AIM OF THE EXERCISE: Filter the records below for the word "name". Copy each line that holds it.

/---

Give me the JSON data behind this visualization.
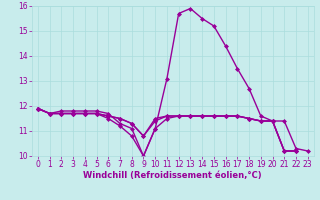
{
  "background_color": "#c8ecec",
  "line_color": "#990099",
  "marker": "D",
  "markersize": 2,
  "linewidth": 1.0,
  "xlabel": "Windchill (Refroidissement éolien,°C)",
  "xlabel_fontsize": 6,
  "tick_fontsize": 5.5,
  "xlim": [
    -0.5,
    23.5
  ],
  "ylim": [
    10,
    16
  ],
  "xticks": [
    0,
    1,
    2,
    3,
    4,
    5,
    6,
    7,
    8,
    9,
    10,
    11,
    12,
    13,
    14,
    15,
    16,
    17,
    18,
    19,
    20,
    21,
    22,
    23
  ],
  "yticks": [
    10,
    11,
    12,
    13,
    14,
    15,
    16
  ],
  "grid_color": "#aadddd",
  "series": [
    [
      11.9,
      11.7,
      11.8,
      11.8,
      11.8,
      11.8,
      11.7,
      11.3,
      11.1,
      10.0,
      11.1,
      11.5,
      11.6,
      11.6,
      11.6,
      11.6,
      11.6,
      11.6,
      11.5,
      11.4,
      11.4,
      10.2,
      10.2
    ],
    [
      11.9,
      11.7,
      11.7,
      11.7,
      11.7,
      11.7,
      11.5,
      11.2,
      10.8,
      10.0,
      11.1,
      13.1,
      15.7,
      15.9,
      15.5,
      15.2,
      14.4,
      13.5,
      12.7,
      11.6,
      11.4,
      11.4,
      10.3,
      10.2
    ],
    [
      11.9,
      11.7,
      11.7,
      11.7,
      11.7,
      11.7,
      11.6,
      11.5,
      11.3,
      10.8,
      11.5,
      11.6,
      11.6,
      11.6,
      11.6,
      11.6,
      11.6,
      11.6,
      11.5,
      11.4,
      11.4,
      10.2,
      10.2
    ],
    [
      11.9,
      11.7,
      11.7,
      11.7,
      11.7,
      11.7,
      11.6,
      11.5,
      11.3,
      10.8,
      11.4,
      11.6,
      11.6,
      11.6,
      11.6,
      11.6,
      11.6,
      11.6,
      11.5,
      11.4,
      11.4,
      10.2,
      10.2
    ]
  ],
  "series_x": [
    [
      0,
      1,
      2,
      3,
      4,
      5,
      6,
      7,
      8,
      9,
      10,
      11,
      12,
      13,
      14,
      15,
      16,
      17,
      18,
      19,
      20,
      21,
      22
    ],
    [
      0,
      1,
      2,
      3,
      4,
      5,
      6,
      7,
      8,
      9,
      10,
      11,
      12,
      13,
      14,
      15,
      16,
      17,
      18,
      19,
      20,
      21,
      22,
      23
    ],
    [
      0,
      1,
      2,
      3,
      4,
      5,
      6,
      7,
      8,
      9,
      10,
      11,
      12,
      13,
      14,
      15,
      16,
      17,
      18,
      19,
      20,
      21,
      22
    ],
    [
      0,
      1,
      2,
      3,
      4,
      5,
      6,
      7,
      8,
      9,
      10,
      11,
      12,
      13,
      14,
      15,
      16,
      17,
      18,
      19,
      20,
      21,
      22
    ]
  ]
}
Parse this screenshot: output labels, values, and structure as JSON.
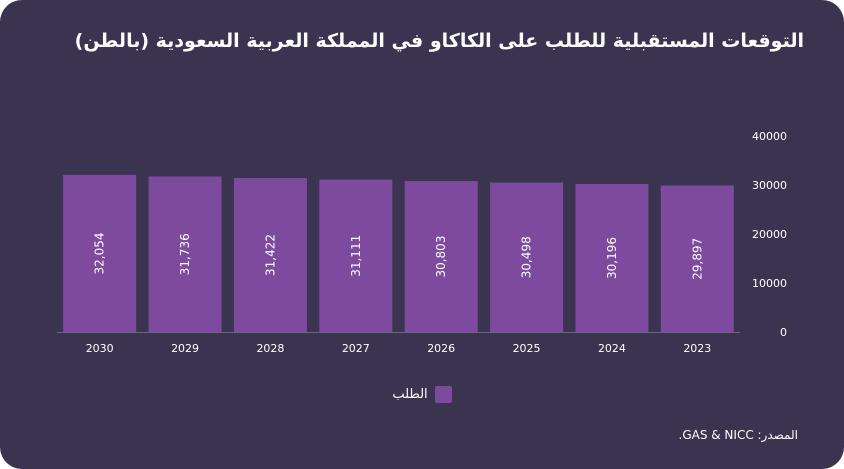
{
  "chart_data": {
    "type": "bar",
    "title": "التوقعات المستقبلية للطلب على الكاكاو في المملكة العربية السعودية (بالطن)",
    "categories": [
      "2030",
      "2029",
      "2028",
      "2027",
      "2026",
      "2025",
      "2024",
      "2023"
    ],
    "series": [
      {
        "name": "الطلب",
        "values": [
          32054,
          31736,
          31422,
          31111,
          30803,
          30498,
          30196,
          29897
        ],
        "labels": [
          "32,054",
          "31,736",
          "31,422",
          "31,111",
          "30,803",
          "30,498",
          "30,196",
          "29,897"
        ]
      }
    ],
    "ylim": [
      0,
      40000
    ],
    "yticks": [
      "0",
      "10000",
      "20000",
      "30000",
      "40000"
    ],
    "y_axis_side": "right",
    "grid": false,
    "legend_position": "bottom-center",
    "bar_color": "#7d4a9e"
  },
  "source": "المصدر: GAS & NICC."
}
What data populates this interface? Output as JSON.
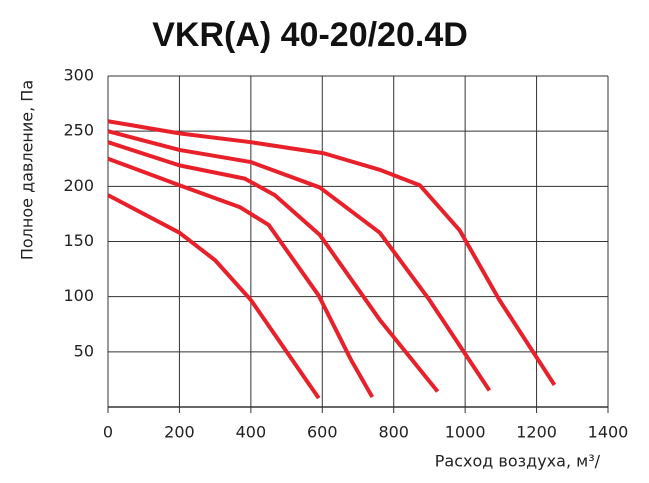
{
  "chart_data": {
    "type": "line",
    "title": "VKR(A) 40-20/20.4D",
    "x_label": "Расход воздуха, м³/",
    "y_label": "Полное давление, Па",
    "xlim": [
      0,
      1400
    ],
    "xticks": [
      0,
      200,
      400,
      600,
      800,
      1000,
      1200,
      1400
    ],
    "ylim": [
      0,
      300
    ],
    "yticks": [
      50,
      100,
      150,
      200,
      250,
      300
    ],
    "grid": true,
    "series": [
      {
        "color": "#e8202a",
        "x": [
          0,
          200,
          300,
          400,
          590
        ],
        "values": [
          192,
          158,
          133,
          97,
          8
        ]
      },
      {
        "color": "#e8202a",
        "x": [
          0,
          200,
          370,
          450,
          590,
          680,
          740
        ],
        "values": [
          225,
          201,
          181,
          165,
          101,
          43,
          9
        ]
      },
      {
        "color": "#e8202a",
        "x": [
          0,
          200,
          383,
          467,
          593,
          761,
          923
        ],
        "values": [
          240,
          219,
          207,
          192,
          156,
          79,
          14
        ]
      },
      {
        "color": "#e8202a",
        "x": [
          0,
          200,
          400,
          593,
          761,
          900,
          1068
        ],
        "values": [
          250,
          233,
          222,
          199,
          158,
          97,
          15
        ]
      },
      {
        "color": "#e8202a",
        "x": [
          0,
          200,
          400,
          604,
          761,
          873,
          985,
          1096,
          1250
        ],
        "values": [
          259,
          248,
          240,
          230,
          215,
          201,
          160,
          97,
          20
        ]
      }
    ]
  }
}
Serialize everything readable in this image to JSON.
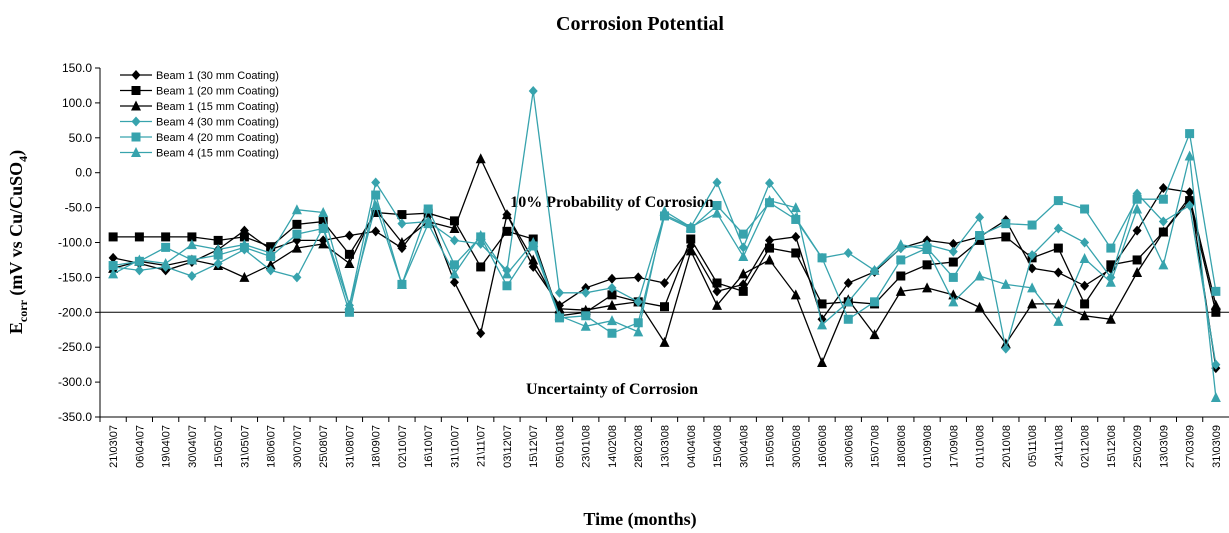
{
  "chart_data": {
    "type": "line",
    "title": "Corrosion Potential",
    "x_label": "Time (months)",
    "y_label": {
      "main": "E",
      "sub": "corr",
      "rest": " (mV vs Cu/CuSO",
      "sub2": "4",
      "end": ")"
    },
    "annotations": [
      "10% Probability of Corrosion",
      "Uncertainty of Corrosion"
    ],
    "reference_line": -200,
    "categories": [
      "21\\03\\07",
      "06\\04\\07",
      "19\\04\\07",
      "30\\04\\07",
      "15\\05\\07",
      "31\\05\\07",
      "18\\06\\07",
      "30\\07\\07",
      "25\\08\\07",
      "31\\08\\07",
      "18\\09\\07",
      "02\\10\\07",
      "16\\10\\07",
      "31\\10\\07",
      "21\\11\\07",
      "03\\12\\07",
      "15\\12\\07",
      "05\\01\\08",
      "23\\01\\08",
      "14\\02\\08",
      "28\\02\\08",
      "13\\03\\08",
      "04\\04\\08",
      "15\\04\\08",
      "30\\04\\08",
      "15\\05\\08",
      "30\\05\\08",
      "16\\06\\08",
      "30\\06\\08",
      "15\\07\\08",
      "18\\08\\08",
      "01\\09\\08",
      "17\\09\\08",
      "01\\10\\08",
      "20\\10\\08",
      "05\\11\\08",
      "24\\11\\08",
      "02\\12\\08",
      "15\\12\\08",
      "25\\02\\09",
      "13\\03\\09",
      "27\\03\\09",
      "31\\03\\09"
    ],
    "series": [
      {
        "name": "Beam 1 (30 mm Coating)",
        "color": "#000000",
        "marker": "diamond",
        "values": [
          -122,
          -130,
          -140,
          -128,
          -110,
          -83,
          -110,
          -97,
          -97,
          -90,
          -84,
          -108,
          -58,
          -157,
          -230,
          -60,
          -135,
          -190,
          -165,
          -152,
          -150,
          -158,
          -105,
          -170,
          -160,
          -97,
          -92,
          -210,
          -158,
          -142,
          -108,
          -97,
          -102,
          -92,
          -68,
          -137,
          -143,
          -162,
          -138,
          -83,
          -22,
          -28,
          -280
        ]
      },
      {
        "name": "Beam 1 (20 mm Coating)",
        "color": "#000000",
        "marker": "square",
        "values": [
          -92,
          -92,
          -92,
          -92,
          -97,
          -92,
          -106,
          -74,
          -70,
          -117,
          -57,
          -60,
          -58,
          -69,
          -135,
          -84,
          -95,
          -205,
          -200,
          -175,
          -185,
          -192,
          -95,
          -158,
          -170,
          -108,
          -115,
          -188,
          -185,
          -188,
          -148,
          -132,
          -128,
          -97,
          -92,
          -122,
          -108,
          -188,
          -132,
          -125,
          -85,
          -40,
          -200
        ]
      },
      {
        "name": "Beam 1 (15 mm Coating)",
        "color": "#000000",
        "marker": "triangle",
        "values": [
          -137,
          -127,
          -133,
          -125,
          -133,
          -150,
          -132,
          -108,
          -102,
          -130,
          -53,
          -100,
          -70,
          -80,
          20,
          -60,
          -125,
          -195,
          -197,
          -190,
          -185,
          -243,
          -112,
          -190,
          -145,
          -125,
          -175,
          -272,
          -182,
          -232,
          -170,
          -165,
          -175,
          -193,
          -245,
          -188,
          -188,
          -205,
          -210,
          -143,
          -85,
          -35,
          -190
        ]
      },
      {
        "name": "Beam 4 (30 mm Coating)",
        "color": "#37a3ad",
        "marker": "diamond",
        "values": [
          -135,
          -140,
          -135,
          -148,
          -130,
          -110,
          -140,
          -150,
          -78,
          -190,
          -14,
          -73,
          -70,
          -97,
          -102,
          -140,
          117,
          -172,
          -172,
          -165,
          -185,
          -60,
          -78,
          -14,
          -107,
          -15,
          -65,
          -122,
          -115,
          -140,
          -108,
          -103,
          -113,
          -64,
          -252,
          -118,
          -80,
          -100,
          -150,
          -30,
          -70,
          -47,
          -275
        ]
      },
      {
        "name": "Beam 4 (20 mm Coating)",
        "color": "#37a3ad",
        "marker": "square",
        "values": [
          -133,
          -127,
          -107,
          -125,
          -118,
          -107,
          -120,
          -88,
          -80,
          -200,
          -32,
          -160,
          -52,
          -132,
          -92,
          -162,
          -105,
          -208,
          -205,
          -230,
          -215,
          -62,
          -80,
          -47,
          -88,
          -43,
          -67,
          -122,
          -210,
          -185,
          -125,
          -108,
          -150,
          -90,
          -73,
          -75,
          -40,
          -52,
          -108,
          -38,
          -38,
          56,
          -170
        ]
      },
      {
        "name": "Beam 4 (15 mm Coating)",
        "color": "#37a3ad",
        "marker": "triangle",
        "values": [
          -145,
          -125,
          -130,
          -103,
          -110,
          -103,
          -115,
          -53,
          -57,
          -190,
          -47,
          -160,
          -73,
          -145,
          -90,
          -145,
          -100,
          -205,
          -220,
          -212,
          -228,
          -55,
          -78,
          -58,
          -120,
          -40,
          -50,
          -218,
          -185,
          -140,
          -103,
          -110,
          -185,
          -148,
          -160,
          -165,
          -213,
          -123,
          -157,
          -52,
          -132,
          24,
          -322
        ]
      }
    ],
    "ylim": [
      -350,
      150
    ],
    "yticks": [
      {
        "value": -350,
        "label": "-350.0"
      },
      {
        "value": -300,
        "label": "-300.0"
      },
      {
        "value": -250,
        "label": "-250.0"
      },
      {
        "value": -200,
        "label": "-200.0"
      },
      {
        "value": -150,
        "label": "-150.0"
      },
      {
        "value": -100,
        "label": "-100.0"
      },
      {
        "value": -50,
        "label": "-50.0"
      },
      {
        "value": 0,
        "label": "0.0"
      },
      {
        "value": 50,
        "label": "50.0"
      },
      {
        "value": 100,
        "label": "100.0"
      },
      {
        "value": 150,
        "label": "150.0"
      }
    ],
    "legend": "top-left",
    "grid": false
  }
}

\---

ANSWER TO THE PROBLEM:
        "name": "الطلب",
        "name": "Beam 1 (30 mm Coating)",
        "name": "Beam 1 (20 mm Coating)",
        "name": "Beam 1 (15 mm Coating)",
        "name": "Beam 4 (30 mm Coating)",
        "name": "Beam 4 (20 mm Coating)",
        "name": "Beam 4 (15 mm Coating)",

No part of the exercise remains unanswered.